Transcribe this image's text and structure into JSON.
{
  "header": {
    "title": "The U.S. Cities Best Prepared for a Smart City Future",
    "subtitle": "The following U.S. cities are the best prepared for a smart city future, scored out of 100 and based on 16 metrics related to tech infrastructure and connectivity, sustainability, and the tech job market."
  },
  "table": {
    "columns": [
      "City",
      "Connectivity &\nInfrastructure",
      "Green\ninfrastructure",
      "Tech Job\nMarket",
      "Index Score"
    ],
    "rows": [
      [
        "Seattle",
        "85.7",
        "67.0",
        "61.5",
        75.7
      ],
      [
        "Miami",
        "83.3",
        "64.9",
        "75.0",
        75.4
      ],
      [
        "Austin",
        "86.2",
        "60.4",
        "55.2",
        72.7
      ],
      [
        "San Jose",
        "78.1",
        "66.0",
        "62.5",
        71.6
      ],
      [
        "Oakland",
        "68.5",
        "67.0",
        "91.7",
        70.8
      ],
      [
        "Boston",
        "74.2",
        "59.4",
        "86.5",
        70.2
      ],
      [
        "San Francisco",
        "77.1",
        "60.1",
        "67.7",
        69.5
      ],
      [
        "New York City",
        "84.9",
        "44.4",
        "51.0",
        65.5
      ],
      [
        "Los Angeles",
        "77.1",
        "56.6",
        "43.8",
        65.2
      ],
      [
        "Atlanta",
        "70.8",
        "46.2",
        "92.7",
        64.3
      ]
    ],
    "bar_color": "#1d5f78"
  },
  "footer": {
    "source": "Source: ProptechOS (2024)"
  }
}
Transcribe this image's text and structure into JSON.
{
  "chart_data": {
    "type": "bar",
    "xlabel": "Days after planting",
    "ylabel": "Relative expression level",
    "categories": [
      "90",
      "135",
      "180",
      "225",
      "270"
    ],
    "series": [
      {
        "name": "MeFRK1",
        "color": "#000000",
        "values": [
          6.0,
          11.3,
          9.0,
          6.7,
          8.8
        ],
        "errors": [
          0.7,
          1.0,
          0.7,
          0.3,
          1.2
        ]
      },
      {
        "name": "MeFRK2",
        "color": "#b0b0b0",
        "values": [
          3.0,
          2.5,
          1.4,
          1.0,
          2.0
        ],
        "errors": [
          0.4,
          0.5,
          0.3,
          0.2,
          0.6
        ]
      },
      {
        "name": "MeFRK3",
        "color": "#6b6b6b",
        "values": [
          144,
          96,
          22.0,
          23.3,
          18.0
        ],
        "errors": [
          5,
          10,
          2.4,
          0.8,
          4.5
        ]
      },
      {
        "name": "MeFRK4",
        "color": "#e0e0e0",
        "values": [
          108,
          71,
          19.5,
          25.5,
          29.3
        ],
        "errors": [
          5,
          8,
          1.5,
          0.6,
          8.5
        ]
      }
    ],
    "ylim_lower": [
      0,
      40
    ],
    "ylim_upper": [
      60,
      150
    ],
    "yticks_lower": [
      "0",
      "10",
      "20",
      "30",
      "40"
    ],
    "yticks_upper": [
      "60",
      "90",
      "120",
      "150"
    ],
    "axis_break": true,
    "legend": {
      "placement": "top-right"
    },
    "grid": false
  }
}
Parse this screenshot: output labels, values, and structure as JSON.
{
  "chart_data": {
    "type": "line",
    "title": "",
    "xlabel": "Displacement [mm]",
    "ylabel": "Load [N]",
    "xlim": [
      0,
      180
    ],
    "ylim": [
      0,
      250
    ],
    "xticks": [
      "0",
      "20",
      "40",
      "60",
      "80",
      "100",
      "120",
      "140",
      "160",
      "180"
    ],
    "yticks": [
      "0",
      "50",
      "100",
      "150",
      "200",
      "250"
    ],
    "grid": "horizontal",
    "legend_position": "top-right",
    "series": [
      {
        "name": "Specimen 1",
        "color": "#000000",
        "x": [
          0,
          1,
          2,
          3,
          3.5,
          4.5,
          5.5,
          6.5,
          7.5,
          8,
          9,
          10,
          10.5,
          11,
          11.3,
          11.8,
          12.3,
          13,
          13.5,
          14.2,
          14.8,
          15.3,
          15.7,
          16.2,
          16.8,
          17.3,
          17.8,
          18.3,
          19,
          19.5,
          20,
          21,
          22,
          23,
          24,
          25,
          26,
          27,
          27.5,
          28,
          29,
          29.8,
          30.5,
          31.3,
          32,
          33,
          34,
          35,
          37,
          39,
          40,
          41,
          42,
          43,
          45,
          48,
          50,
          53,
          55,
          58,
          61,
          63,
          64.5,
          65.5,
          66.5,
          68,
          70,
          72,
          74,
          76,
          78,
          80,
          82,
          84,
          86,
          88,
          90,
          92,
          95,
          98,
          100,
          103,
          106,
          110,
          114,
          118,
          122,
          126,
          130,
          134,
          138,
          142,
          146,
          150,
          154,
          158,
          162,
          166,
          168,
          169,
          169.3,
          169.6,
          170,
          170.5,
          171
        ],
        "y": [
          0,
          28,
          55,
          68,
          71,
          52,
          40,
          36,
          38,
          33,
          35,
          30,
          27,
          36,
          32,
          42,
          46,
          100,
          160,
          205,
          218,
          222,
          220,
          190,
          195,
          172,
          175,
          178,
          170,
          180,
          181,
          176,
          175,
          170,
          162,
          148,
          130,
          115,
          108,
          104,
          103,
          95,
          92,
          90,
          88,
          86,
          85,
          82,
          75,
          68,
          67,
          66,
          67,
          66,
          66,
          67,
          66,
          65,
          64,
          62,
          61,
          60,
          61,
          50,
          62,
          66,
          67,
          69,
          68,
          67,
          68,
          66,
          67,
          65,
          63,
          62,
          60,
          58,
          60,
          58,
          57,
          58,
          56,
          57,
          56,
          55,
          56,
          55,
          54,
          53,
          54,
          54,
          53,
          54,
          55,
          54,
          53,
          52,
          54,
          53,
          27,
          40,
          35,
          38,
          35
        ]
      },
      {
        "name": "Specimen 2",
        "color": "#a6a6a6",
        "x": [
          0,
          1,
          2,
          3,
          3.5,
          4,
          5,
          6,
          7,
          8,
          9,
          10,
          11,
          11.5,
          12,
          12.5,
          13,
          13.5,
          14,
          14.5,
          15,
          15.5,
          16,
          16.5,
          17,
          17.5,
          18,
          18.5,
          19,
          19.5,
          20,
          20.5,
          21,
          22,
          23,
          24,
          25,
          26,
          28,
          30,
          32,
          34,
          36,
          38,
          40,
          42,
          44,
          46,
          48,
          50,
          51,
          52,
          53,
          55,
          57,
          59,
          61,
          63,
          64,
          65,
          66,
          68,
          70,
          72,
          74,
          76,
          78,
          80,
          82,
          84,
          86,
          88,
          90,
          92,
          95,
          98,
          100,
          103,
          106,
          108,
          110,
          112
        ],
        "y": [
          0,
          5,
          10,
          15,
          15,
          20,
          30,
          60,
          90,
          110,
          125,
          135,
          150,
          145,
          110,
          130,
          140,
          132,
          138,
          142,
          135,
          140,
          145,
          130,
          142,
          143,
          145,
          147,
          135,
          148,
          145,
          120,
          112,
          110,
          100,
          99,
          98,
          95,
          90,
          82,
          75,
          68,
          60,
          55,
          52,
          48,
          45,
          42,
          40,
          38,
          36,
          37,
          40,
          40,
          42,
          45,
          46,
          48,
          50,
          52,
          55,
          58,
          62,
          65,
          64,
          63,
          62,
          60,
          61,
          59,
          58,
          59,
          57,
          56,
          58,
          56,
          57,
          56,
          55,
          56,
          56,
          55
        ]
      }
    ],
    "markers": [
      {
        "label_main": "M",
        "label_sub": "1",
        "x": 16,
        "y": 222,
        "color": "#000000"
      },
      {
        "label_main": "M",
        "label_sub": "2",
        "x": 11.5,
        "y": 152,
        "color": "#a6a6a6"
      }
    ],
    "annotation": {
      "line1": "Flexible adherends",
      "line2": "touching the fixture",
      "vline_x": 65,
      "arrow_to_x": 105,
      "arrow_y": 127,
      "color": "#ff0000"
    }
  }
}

- **WORK TO BE COMPLETED**: Copy each line above where the string "right" occurs.

- **EXERCISE SOLUTION**:
      "placement": "top-right"
    "legend_position": "top-right",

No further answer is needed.